● **Excerpt provided**:
========================================

More recent religiosity levels, according to the 2002 National Census, showed a shocking figure of 99.96 % of the population claiming to belong to an officially recognized religious denomination, while only 0.03 % declared themselves as atheists and a 0.01 % claimed no religious association. In terms of distribution, the Romanian Orthodox Church has 86.8% of the Romanian population. In terms of the trust placed on religion and religious institutions, the church ranks at the top of the Romanians’ list, with 86% compared to other institutions, followed by the army with 69%. At the bottom of the list are political parties, the judiciary, the parliament, and the markers of the free market (Rogobete, 2006).
How much trust do you have in?
Source: Rogobete, 2006, p. 37
The implications of such high religiosity indications are connected to the symbolic identity of religion. Within the communist context, where the individual rested upon the higher institutions to provide identity and visions, religion became one of the highest marks of collective and individual identity (Rogobete, 2006). One more characteristic example of the powerful association of the Orthodox religion with the Romanian national identity is described by Silviu Rogobete, in his work “The Unfinished Odyssey of a New ‘Law for the General Regime of Religion’ in a South East European Country: the Romanian Case” (Rogobete, 2003). A well-disputed law of religion (Decree 177/1948), issued and put into action in 1948 by the communist regime, discriminates the dominant religion against other religious counterparts and represents – what the writer calls – “significant violations of religious freedom” (Rogobete, 2003).

========================================

● **Entries supplied**:

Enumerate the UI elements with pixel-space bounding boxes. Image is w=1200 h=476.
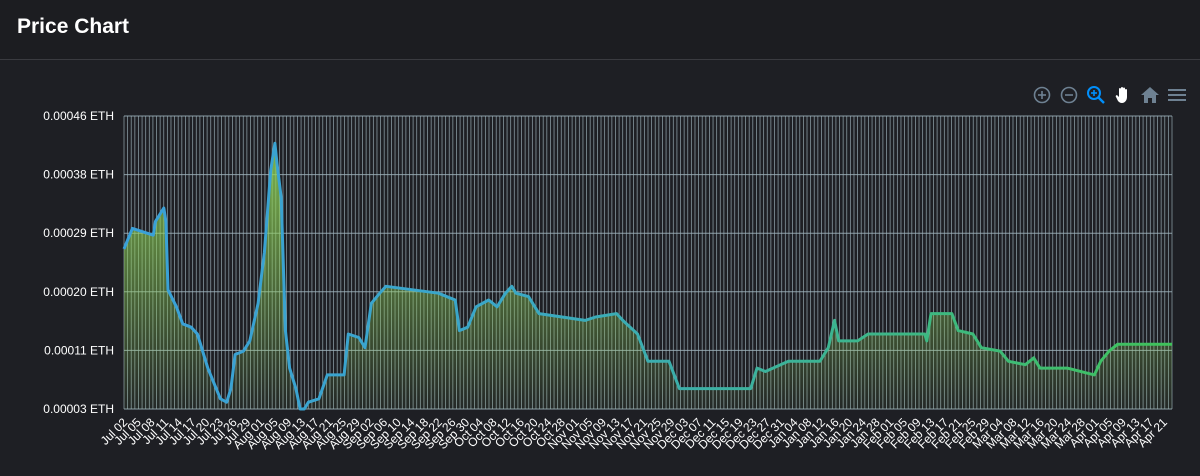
price-chart: 0.00003 ETH 0.00011 ETH 0.00020 ETH 0.00029…: [43, 109, 1173, 452]
x-axis-labels: Jul 02Jul 05Jul 08Jul 11Jul 14Jul 17Jul …: [98, 415, 1171, 452]
y-axis-labels: 0.00003 ETH 0.00011 ETH 0.00020 ETH 0.00029…: [43, 109, 114, 416]
y-tick-label: 0.00011 ETH: [44, 343, 114, 357]
y-tick-label: 0.00046 ETH: [43, 109, 114, 123]
y-tick-label: 0.00038 ETH: [43, 168, 114, 182]
y-tick-label: 0.00029 ETH: [43, 226, 114, 240]
y-tick-label: 0.00003 ETH: [43, 402, 114, 416]
y-tick-label: 0.00020 ETH: [43, 285, 114, 299]
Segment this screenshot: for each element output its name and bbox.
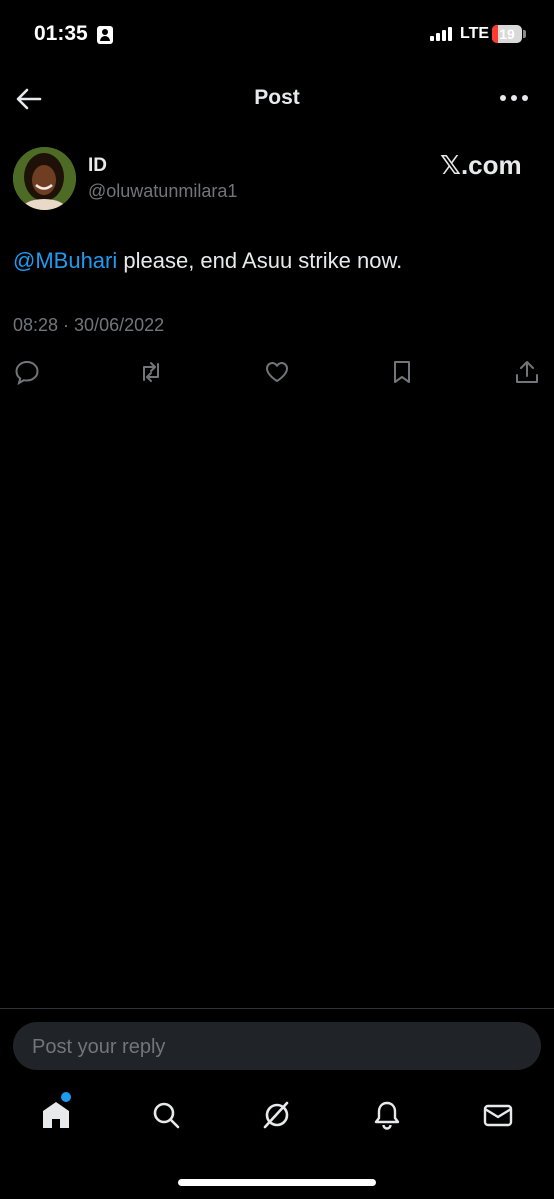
like-icon[interactable] [263,358,293,388]
battery-icon: 19 [492,25,522,43]
grok-icon[interactable] [260,1098,294,1132]
more-dots-icon[interactable] [498,90,530,106]
avatar[interactable] [13,147,76,210]
post-timestamp: 08:28 · 30/06/2022 [13,315,165,335]
battery-percentage: 19 [499,26,515,42]
messages-icon[interactable] [481,1098,515,1132]
author-handle[interactable]: @oluwatunmilara1 [88,181,237,202]
signal-icon [430,27,454,41]
author-name[interactable]: ID [88,155,107,177]
post-body: please, end Asuu strike now. [117,248,403,273]
reply-box[interactable] [13,1022,541,1072]
home-icon[interactable] [39,1098,73,1132]
repost-icon[interactable] [137,358,167,388]
divider [0,1008,554,1009]
share-icon[interactable] [513,358,543,388]
home-indicator [178,1179,376,1186]
search-icon[interactable] [149,1098,183,1132]
id-badge-icon [97,26,113,44]
status-time: 01:35 [34,22,88,45]
mention-link[interactable]: @MBuhari [13,248,117,273]
notification-dot [61,1092,71,1102]
post-text: @MBuhari please, end Asuu strike now. [13,248,402,274]
x-com-watermark: 𝕏.com [440,150,522,180]
page-title: Post [254,86,300,109]
reply-input[interactable] [30,1022,514,1072]
battery-tip [523,30,526,38]
reply-icon[interactable] [13,358,43,388]
notifications-icon[interactable] [370,1098,404,1132]
post-actions [13,358,543,390]
network-label: LTE [460,25,490,42]
bookmark-icon[interactable] [388,358,418,388]
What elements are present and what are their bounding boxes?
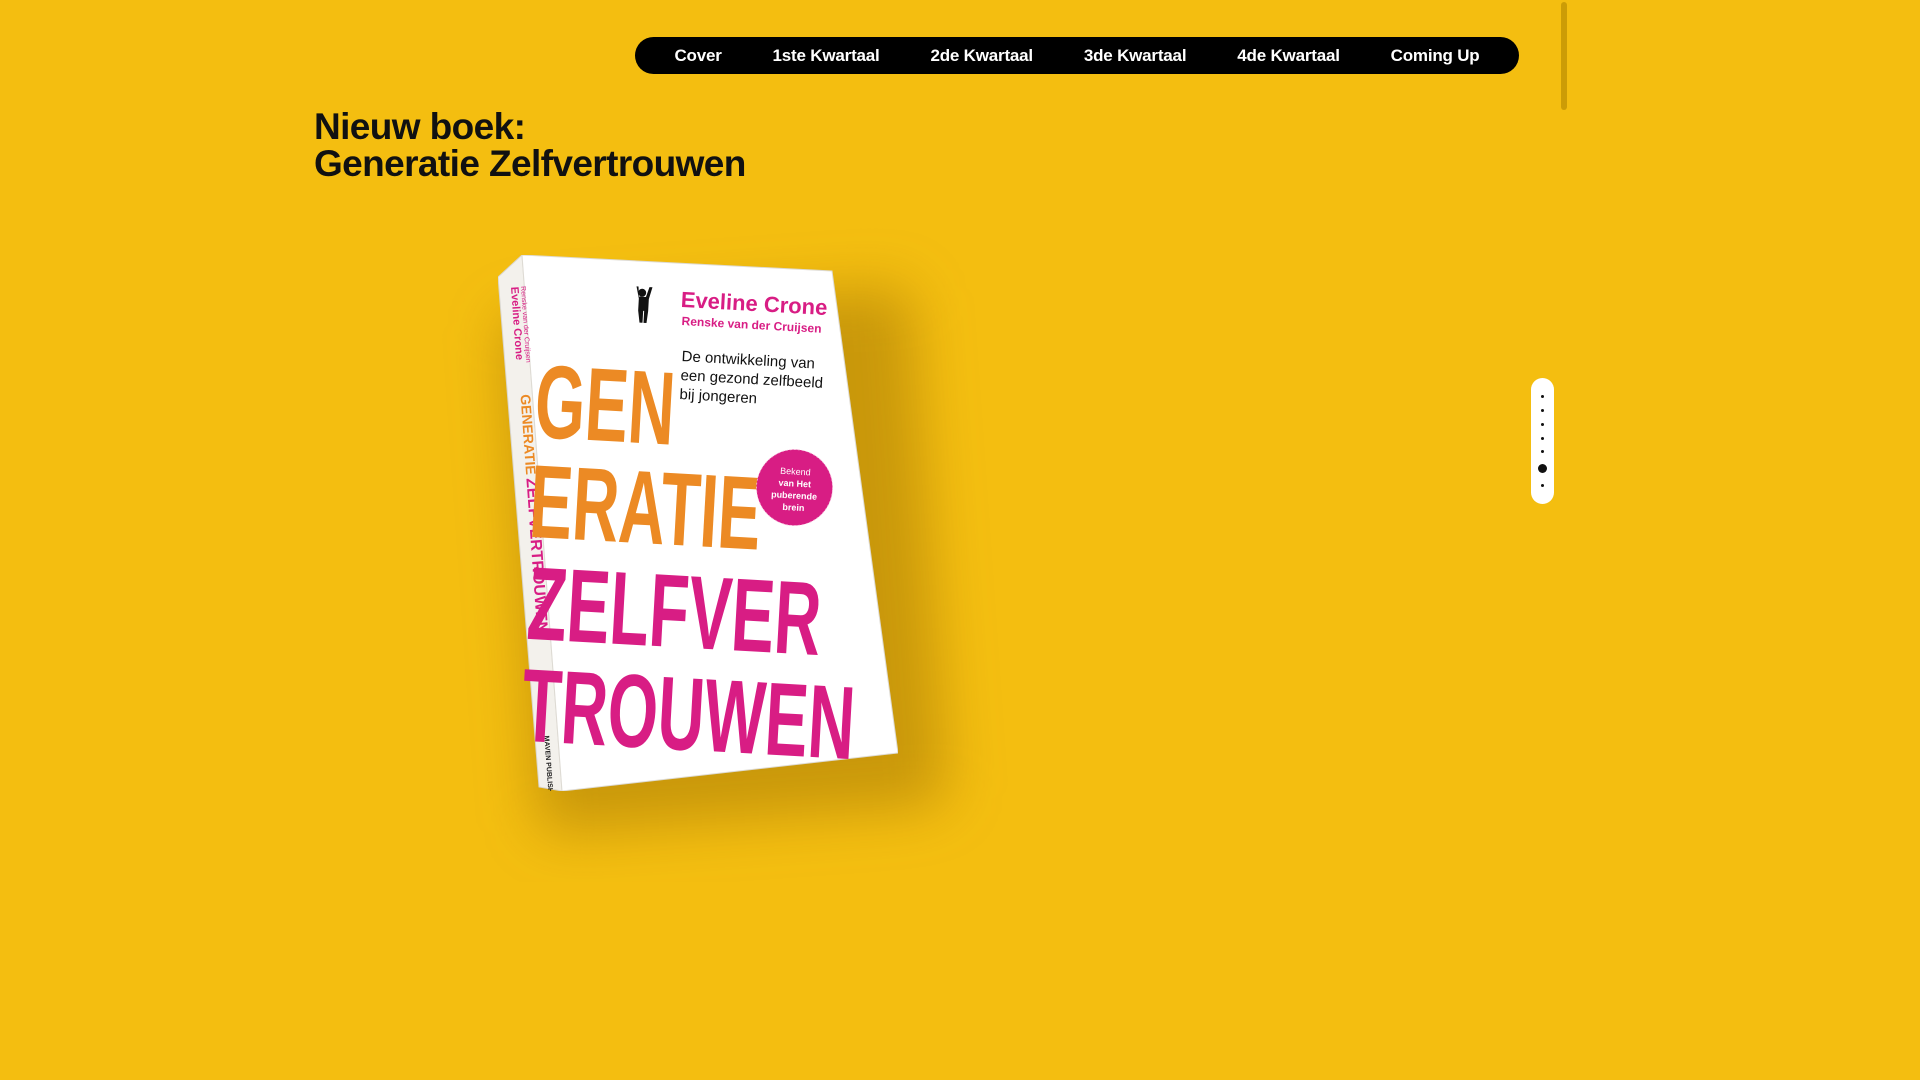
top-navigation: Cover 1ste Kwartaal 2de Kwartaal 3de Kwa… (635, 37, 1519, 74)
badge-line-4: brein (782, 502, 805, 513)
nav-item-4de-kwartaal[interactable]: 4de Kwartaal (1237, 46, 1340, 66)
cover-title-line-4: TROUWEN (519, 648, 858, 782)
badge-line-1: Bekend (780, 466, 811, 478)
section-dot-5[interactable] (1541, 450, 1544, 454)
section-dot-2[interactable] (1541, 408, 1544, 412)
section-dots-navigator (1531, 378, 1554, 504)
page-title-line-2: Generatie Zelfvertrouwen (314, 143, 746, 184)
nav-item-3de-kwartaal[interactable]: 3de Kwartaal (1084, 46, 1187, 66)
section-dot-6[interactable] (1538, 464, 1547, 474)
page-title-line-1: Nieuw boek: (314, 106, 526, 147)
page-title: Nieuw boek: Generatie Zelfvertrouwen (314, 108, 746, 182)
book-cover-image: Eveline Crone Renske van der Cruijsen GE… (498, 255, 898, 791)
page: Cover 1ste Kwartaal 2de Kwartaal 3de Kwa… (0, 0, 1568, 882)
nav-item-2de-kwartaal[interactable]: 2de Kwartaal (930, 46, 1033, 66)
section-dot-7[interactable] (1541, 484, 1544, 488)
badge-line-2: van Het (778, 478, 811, 490)
scrollbar-thumb[interactable] (1561, 2, 1567, 110)
nav-item-cover[interactable]: Cover (674, 46, 721, 66)
scrollbar[interactable] (1560, 0, 1568, 882)
section-dot-3[interactable] (1541, 422, 1544, 426)
section-dot-1[interactable] (1541, 394, 1544, 398)
nav-item-1ste-kwartaal[interactable]: 1ste Kwartaal (773, 46, 880, 66)
nav-item-coming-up[interactable]: Coming Up (1391, 46, 1480, 66)
section-dot-4[interactable] (1541, 436, 1544, 440)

========================================

● **Work instructions**:
**A)** Reproduce, word for word, the part of the passage on religiosity in Romania that opens with the words containing "More recent religiosity" and closes with "market (Rogobete, 2006).".
**B)** Decide whether each statement agrees with the passage on religiosity in Romania, answering yes or no and quoting the words of the passage that decide it. (i) According to the 2002 National Census, 0.03 % of the population declared themselves atheists. (ii) The army ranks at the top of the Romanians' list of trusted institutions. (iii) Decree 177/1948 was issued by the communist regime.

● **Solved problems**:
**A)**
More recent religiosity levels, according to the 2002 National Census, showed a shocking figure of 99.96 % of the population claiming to belong to an officially recognized religious denomination, while only 0.03 % declared themselves as atheists and a 0.01 % claimed no religious association. In terms of distribution, the Romanian Orthodox Church has 86.8% of the Romanian population. In terms of the trust placed on religion and religious institutions, the church ranks at the top of the Romanians’ list, with 86% compared to other institutions, followed by the army with 69%. At the bottom of the list are political parties, the judiciary, the parliament, and the markers of the free market (Rogobete, 2006).

**B)**
(i) Yes: "only 0.03 % declared themselves as atheists"
(ii) No: "the church ranks at the top of the Romanians’ list, with 86% compared to other institutions, followed by the army with 69%"
(iii) Yes: "issued and put into action in 1948 by the communist regime"